#### [AIM]
Out of the lines below, please list those that hold the string "Video".

(Records from a data source)
━━━━━━━━━━━━━━━━━━━━

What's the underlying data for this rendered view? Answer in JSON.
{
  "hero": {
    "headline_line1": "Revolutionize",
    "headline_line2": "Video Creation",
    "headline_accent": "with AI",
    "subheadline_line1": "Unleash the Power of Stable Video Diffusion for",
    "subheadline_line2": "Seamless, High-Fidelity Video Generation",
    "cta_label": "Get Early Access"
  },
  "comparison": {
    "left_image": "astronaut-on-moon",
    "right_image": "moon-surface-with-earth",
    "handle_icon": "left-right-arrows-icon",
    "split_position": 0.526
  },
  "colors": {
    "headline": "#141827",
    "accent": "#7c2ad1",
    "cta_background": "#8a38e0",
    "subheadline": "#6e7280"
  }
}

━━━━━━━━━━━━━━━━━━━━

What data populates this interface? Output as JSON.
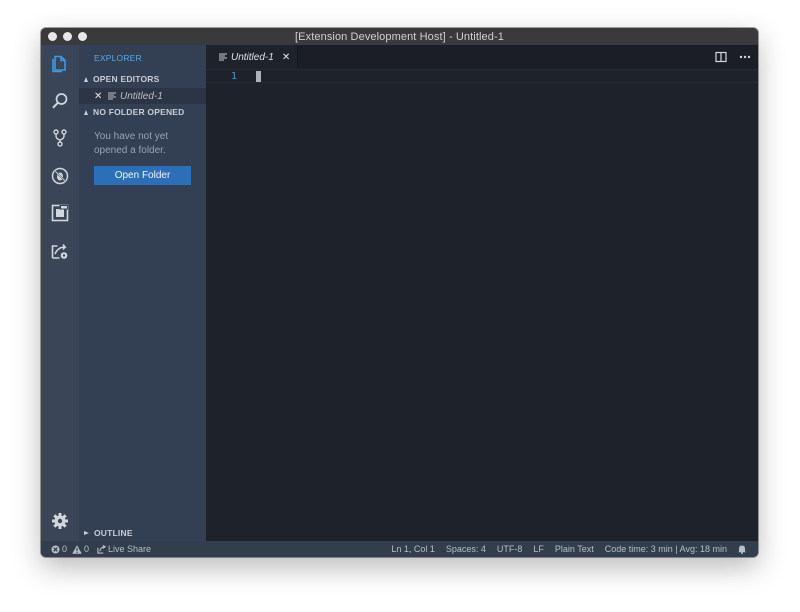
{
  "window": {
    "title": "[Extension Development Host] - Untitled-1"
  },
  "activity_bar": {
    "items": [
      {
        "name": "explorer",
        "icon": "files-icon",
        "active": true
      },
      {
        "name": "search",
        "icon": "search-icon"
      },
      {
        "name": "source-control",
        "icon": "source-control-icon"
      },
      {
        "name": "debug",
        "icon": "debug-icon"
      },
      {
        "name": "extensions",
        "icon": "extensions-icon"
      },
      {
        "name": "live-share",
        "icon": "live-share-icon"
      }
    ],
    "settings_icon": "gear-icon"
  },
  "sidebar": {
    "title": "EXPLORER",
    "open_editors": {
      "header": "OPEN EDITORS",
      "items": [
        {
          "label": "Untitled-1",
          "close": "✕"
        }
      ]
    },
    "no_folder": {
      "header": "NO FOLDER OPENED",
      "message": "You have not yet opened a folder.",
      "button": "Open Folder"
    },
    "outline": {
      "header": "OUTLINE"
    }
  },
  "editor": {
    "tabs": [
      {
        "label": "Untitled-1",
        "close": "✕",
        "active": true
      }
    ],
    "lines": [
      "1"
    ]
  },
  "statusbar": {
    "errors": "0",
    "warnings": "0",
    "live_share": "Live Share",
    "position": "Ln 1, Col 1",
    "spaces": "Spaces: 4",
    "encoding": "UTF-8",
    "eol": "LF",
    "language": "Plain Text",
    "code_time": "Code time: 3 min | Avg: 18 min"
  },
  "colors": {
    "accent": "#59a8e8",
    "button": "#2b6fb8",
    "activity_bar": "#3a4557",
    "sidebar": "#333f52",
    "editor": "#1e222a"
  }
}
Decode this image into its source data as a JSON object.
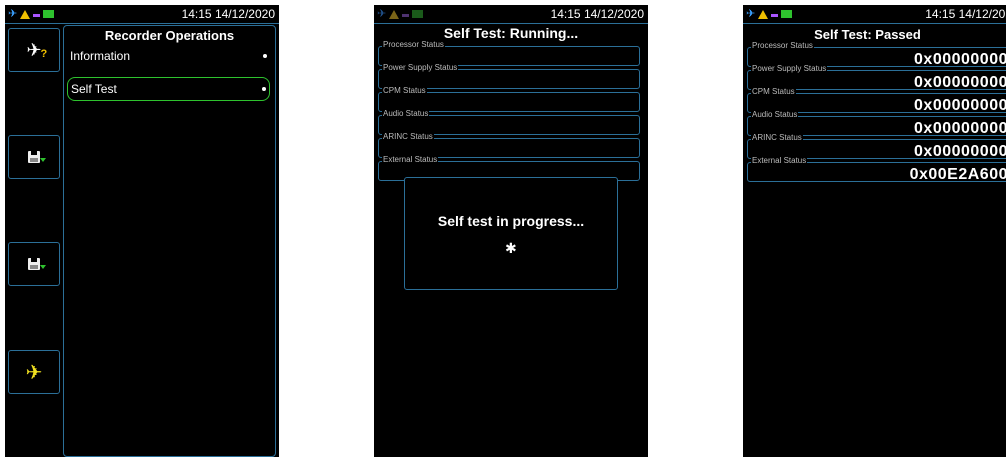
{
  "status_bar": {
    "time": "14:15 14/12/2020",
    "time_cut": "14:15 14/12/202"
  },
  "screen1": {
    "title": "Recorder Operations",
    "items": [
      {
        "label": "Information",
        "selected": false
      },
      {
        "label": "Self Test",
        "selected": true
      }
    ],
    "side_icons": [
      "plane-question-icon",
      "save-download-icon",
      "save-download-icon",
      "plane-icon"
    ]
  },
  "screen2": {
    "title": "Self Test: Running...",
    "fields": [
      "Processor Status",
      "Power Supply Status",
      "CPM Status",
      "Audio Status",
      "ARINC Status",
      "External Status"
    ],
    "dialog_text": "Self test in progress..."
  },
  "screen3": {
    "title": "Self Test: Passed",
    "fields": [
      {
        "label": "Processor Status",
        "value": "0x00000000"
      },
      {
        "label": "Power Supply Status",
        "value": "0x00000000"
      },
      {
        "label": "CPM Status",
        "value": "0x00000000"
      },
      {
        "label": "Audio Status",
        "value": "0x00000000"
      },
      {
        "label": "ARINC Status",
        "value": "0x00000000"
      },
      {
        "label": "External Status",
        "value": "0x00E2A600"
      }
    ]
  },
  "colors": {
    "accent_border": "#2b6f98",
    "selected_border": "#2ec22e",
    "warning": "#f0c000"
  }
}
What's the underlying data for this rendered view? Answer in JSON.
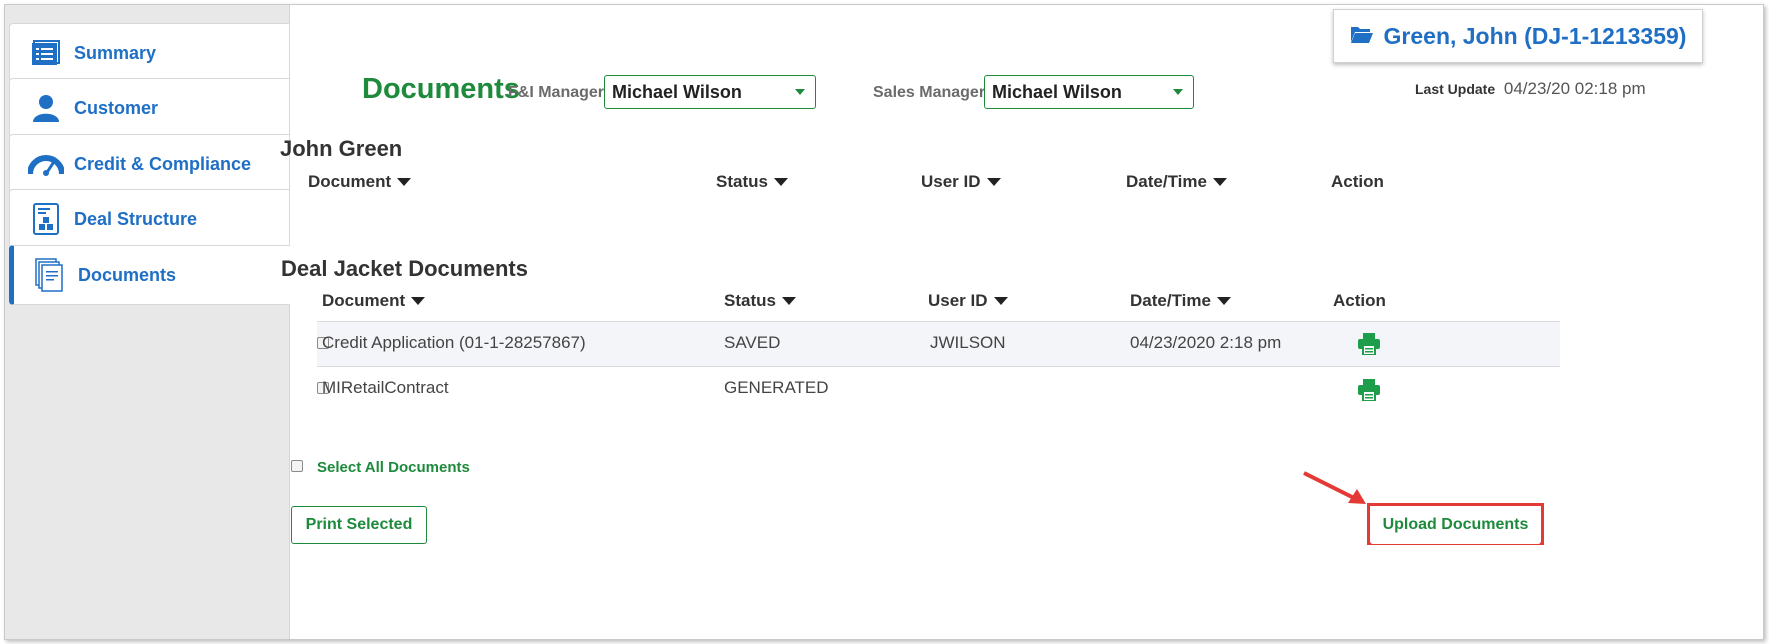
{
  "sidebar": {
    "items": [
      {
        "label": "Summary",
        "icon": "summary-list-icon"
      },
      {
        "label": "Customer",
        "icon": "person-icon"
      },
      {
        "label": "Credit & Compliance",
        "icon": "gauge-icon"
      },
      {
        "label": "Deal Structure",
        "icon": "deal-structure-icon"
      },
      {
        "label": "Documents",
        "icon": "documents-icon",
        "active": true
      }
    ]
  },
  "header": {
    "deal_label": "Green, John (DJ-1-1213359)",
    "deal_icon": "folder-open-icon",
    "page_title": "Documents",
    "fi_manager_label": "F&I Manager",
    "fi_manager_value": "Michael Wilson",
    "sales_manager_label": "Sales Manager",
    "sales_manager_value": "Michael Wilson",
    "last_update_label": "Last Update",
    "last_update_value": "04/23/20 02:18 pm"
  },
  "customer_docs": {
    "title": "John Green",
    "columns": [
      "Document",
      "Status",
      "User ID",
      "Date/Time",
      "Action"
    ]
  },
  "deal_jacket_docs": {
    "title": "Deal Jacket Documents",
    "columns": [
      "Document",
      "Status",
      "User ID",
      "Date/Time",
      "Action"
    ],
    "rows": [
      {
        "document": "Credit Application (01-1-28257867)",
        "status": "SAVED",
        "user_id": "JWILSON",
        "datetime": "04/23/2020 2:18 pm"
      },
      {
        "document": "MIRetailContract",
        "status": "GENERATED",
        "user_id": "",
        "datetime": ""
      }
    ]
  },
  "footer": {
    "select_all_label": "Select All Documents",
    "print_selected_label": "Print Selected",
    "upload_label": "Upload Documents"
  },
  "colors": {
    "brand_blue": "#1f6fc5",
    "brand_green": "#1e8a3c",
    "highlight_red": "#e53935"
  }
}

━━━━━━━━━━━━━━━━━━━━

#### [THE SOLUTION]
    "headline_line2": "Video Creation",
    "subheadline_line1": "Unleash the Power of Stable Video Diffusion for",
    "subheadline_line2": "Seamless, High-Fidelity Video Generation",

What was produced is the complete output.